GIVEN REQUEST: Report every line below that holds the word "refer".

^^^^

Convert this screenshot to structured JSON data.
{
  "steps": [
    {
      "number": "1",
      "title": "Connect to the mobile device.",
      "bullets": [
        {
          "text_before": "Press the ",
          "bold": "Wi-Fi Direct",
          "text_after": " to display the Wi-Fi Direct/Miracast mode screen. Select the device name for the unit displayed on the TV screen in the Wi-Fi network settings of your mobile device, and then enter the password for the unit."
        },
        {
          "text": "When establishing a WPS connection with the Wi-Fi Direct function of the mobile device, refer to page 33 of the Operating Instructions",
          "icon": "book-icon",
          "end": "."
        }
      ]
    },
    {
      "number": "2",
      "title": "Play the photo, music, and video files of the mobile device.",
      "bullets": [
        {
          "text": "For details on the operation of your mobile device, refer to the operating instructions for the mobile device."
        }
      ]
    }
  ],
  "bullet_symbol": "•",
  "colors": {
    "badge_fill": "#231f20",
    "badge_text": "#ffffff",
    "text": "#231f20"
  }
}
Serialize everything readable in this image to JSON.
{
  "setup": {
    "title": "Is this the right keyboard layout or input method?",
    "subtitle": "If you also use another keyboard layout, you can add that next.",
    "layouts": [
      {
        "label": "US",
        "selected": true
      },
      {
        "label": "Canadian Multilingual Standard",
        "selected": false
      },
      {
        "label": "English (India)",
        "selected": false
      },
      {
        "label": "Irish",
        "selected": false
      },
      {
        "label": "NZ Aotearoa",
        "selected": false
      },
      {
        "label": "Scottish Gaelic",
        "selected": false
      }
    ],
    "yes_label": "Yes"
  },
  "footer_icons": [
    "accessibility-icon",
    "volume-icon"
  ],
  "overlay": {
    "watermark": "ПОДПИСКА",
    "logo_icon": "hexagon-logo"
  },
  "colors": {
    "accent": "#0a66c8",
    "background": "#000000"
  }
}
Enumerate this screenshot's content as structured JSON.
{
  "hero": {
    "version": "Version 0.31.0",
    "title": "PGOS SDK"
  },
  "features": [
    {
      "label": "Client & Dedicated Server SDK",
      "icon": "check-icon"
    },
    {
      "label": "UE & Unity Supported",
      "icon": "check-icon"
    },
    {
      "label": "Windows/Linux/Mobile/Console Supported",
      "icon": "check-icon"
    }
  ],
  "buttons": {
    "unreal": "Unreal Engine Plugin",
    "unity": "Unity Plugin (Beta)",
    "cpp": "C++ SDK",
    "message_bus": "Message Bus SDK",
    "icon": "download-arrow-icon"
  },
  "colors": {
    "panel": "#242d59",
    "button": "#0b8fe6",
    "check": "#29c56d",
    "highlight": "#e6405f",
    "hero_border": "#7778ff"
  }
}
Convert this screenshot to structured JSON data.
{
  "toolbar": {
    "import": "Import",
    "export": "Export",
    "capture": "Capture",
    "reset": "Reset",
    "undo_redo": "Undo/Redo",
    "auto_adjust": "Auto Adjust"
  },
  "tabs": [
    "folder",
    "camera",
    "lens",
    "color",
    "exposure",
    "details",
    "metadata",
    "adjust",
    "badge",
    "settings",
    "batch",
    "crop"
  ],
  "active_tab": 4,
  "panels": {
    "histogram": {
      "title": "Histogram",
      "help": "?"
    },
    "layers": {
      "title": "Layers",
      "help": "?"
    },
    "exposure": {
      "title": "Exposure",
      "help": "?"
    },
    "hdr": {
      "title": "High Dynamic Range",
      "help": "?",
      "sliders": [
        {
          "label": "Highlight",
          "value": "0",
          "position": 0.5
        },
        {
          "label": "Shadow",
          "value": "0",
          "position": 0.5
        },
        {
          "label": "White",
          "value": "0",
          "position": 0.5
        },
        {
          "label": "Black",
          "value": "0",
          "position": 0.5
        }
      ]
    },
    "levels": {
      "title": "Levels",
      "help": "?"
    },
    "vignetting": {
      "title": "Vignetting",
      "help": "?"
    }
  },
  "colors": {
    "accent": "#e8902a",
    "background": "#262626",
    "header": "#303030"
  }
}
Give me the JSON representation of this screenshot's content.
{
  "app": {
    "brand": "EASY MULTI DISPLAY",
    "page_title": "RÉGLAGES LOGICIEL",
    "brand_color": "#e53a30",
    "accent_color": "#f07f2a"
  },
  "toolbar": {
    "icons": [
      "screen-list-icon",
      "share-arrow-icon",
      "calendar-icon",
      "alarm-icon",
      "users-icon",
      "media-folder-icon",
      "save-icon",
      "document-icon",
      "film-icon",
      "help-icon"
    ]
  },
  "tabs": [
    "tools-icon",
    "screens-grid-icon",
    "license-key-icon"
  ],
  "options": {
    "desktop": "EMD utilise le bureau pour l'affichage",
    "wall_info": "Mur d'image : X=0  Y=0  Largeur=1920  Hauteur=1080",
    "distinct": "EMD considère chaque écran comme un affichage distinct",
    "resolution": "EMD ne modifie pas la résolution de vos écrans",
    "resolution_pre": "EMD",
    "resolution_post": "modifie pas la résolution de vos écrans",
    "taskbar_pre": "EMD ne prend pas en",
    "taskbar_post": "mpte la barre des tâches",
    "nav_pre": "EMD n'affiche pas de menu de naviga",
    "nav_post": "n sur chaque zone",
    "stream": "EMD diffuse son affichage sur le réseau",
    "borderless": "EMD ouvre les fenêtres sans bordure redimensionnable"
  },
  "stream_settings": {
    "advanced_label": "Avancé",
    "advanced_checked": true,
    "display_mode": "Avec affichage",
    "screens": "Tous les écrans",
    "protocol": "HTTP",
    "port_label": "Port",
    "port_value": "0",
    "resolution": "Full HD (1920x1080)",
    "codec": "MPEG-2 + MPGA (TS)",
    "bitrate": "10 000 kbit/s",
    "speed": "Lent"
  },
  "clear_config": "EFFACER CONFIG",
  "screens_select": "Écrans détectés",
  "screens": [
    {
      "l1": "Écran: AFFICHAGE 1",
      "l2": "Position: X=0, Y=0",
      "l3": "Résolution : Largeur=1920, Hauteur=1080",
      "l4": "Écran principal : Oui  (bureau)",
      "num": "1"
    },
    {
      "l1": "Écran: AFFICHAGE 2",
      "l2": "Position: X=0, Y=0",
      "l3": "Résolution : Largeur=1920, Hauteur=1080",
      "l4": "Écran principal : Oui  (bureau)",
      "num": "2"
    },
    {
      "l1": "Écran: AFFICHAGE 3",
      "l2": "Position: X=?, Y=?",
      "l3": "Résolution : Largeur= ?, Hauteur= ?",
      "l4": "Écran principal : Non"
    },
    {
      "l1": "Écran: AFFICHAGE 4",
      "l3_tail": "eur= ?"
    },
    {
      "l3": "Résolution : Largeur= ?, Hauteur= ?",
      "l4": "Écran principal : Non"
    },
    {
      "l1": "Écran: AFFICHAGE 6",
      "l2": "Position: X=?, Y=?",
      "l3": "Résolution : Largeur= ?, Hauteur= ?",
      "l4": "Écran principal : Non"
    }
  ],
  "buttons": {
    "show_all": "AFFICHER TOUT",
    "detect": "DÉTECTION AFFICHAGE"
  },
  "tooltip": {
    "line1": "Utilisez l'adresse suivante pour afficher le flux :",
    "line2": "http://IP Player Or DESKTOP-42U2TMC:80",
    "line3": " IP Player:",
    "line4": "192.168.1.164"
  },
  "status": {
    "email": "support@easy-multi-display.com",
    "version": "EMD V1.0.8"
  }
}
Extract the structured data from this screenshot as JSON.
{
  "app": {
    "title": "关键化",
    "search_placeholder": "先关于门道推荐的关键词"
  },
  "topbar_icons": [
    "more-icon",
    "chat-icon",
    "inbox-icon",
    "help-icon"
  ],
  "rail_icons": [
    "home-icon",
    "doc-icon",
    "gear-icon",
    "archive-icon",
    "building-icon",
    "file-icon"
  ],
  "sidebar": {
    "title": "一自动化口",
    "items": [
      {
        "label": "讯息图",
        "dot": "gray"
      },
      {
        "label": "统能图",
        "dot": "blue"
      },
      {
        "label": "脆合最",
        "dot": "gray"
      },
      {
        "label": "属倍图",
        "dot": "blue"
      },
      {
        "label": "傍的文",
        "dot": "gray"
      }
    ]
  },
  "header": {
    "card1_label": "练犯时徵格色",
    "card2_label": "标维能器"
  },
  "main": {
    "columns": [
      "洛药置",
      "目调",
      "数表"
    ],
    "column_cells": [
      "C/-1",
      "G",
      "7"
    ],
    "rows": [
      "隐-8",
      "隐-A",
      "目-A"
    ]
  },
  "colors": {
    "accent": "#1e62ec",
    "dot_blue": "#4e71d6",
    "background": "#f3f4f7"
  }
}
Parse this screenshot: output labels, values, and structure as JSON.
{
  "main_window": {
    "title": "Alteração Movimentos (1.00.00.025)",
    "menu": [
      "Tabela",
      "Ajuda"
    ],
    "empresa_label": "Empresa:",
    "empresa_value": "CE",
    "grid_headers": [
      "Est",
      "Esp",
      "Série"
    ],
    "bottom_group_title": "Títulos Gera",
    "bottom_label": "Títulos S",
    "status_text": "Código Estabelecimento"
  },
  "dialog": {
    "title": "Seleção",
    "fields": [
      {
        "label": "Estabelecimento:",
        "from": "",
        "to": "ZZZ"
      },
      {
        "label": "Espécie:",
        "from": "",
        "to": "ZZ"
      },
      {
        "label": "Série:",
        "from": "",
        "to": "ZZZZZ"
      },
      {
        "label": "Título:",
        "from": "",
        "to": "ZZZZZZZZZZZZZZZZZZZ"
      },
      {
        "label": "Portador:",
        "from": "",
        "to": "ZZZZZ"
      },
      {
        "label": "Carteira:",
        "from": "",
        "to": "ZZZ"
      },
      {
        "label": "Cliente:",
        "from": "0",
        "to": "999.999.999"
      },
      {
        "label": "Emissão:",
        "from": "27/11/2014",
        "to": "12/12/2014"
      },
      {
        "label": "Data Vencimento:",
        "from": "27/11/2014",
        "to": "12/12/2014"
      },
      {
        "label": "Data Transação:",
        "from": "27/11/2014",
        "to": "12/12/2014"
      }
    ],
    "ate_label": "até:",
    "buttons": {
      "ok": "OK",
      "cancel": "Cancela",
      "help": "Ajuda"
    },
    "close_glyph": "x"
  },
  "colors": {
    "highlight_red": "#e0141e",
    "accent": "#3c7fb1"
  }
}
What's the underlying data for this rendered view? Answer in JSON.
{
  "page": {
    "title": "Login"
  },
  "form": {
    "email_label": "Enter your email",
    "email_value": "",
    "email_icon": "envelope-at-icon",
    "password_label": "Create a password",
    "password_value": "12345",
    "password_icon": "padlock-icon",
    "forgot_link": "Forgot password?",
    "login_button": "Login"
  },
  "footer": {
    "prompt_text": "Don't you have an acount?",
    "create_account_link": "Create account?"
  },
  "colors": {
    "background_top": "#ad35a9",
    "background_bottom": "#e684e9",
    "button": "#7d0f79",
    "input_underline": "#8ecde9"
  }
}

^^^^

THE COMPLETED TASK:
          "text": "When establishing a WPS connection with the Wi-Fi Direct function of the mobile device, refer to page 33 of the Operating Instructions",
          "text": "For details on the operation of your mobile device, refer to the operating instructions for the mobile device."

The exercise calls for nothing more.